** Start **

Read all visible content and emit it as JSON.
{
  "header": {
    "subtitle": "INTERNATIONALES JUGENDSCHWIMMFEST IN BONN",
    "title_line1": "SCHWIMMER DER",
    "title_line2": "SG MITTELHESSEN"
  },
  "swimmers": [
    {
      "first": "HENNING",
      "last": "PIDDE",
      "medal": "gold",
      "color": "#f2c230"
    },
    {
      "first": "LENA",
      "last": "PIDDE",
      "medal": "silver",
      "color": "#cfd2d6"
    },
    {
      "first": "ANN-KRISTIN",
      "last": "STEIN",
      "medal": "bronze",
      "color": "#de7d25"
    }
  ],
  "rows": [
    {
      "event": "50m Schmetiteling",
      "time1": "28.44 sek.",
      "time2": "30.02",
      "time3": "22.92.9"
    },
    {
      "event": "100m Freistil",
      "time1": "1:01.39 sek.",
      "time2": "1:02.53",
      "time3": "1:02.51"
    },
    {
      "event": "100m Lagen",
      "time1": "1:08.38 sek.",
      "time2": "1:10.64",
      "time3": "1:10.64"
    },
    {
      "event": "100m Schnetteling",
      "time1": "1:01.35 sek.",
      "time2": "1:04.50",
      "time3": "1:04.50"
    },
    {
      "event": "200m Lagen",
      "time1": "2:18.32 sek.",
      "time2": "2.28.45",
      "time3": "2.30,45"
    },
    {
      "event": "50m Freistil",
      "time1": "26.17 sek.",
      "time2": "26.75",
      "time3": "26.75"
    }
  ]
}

** End **

REQUIREMENTS ▸ Write out each line of the data above again, exactly as given.

TASK OUTPUT ▸
Read all visible content and emit it as JSON.
{
  "header": {
    "subtitle": "INTERNATIONALES JUGENDSCHWIMMFEST IN BONN",
    "title_line1": "SCHWIMMER DER",
    "title_line2": "SG MITTELHESSEN"
  },
  "swimmers": [
    {
      "first": "HENNING",
      "last": "PIDDE",
      "medal": "gold",
      "color": "#f2c230"
    },
    {
      "first": "LENA",
      "last": "PIDDE",
      "medal": "silver",
      "color": "#cfd2d6"
    },
    {
      "first": "ANN-KRISTIN",
      "last": "STEIN",
      "medal": "bronze",
      "color": "#de7d25"
    }
  ],
  "rows": [
    {
      "event": "50m Schmetiteling",
      "time1": "28.44 sek.",
      "time2": "30.02",
      "time3": "22.92.9"
    },
    {
      "event": "100m Freistil",
      "time1": "1:01.39 sek.",
      "time2": "1:02.53",
      "time3": "1:02.51"
    },
    {
      "event": "100m Lagen",
      "time1": "1:08.38 sek.",
      "time2": "1:10.64",
      "time3": "1:10.64"
    },
    {
      "event": "100m Schnetteling",
      "time1": "1:01.35 sek.",
      "time2": "1:04.50",
      "time3": "1:04.50"
    },
    {
      "event": "200m Lagen",
      "time1": "2:18.32 sek.",
      "time2": "2.28.45",
      "time3": "2.30,45"
    },
    {
      "event": "50m Freistil",
      "time1": "26.17 sek.",
      "time2": "26.75",
      "time3": "26.75"
    }
  ]
}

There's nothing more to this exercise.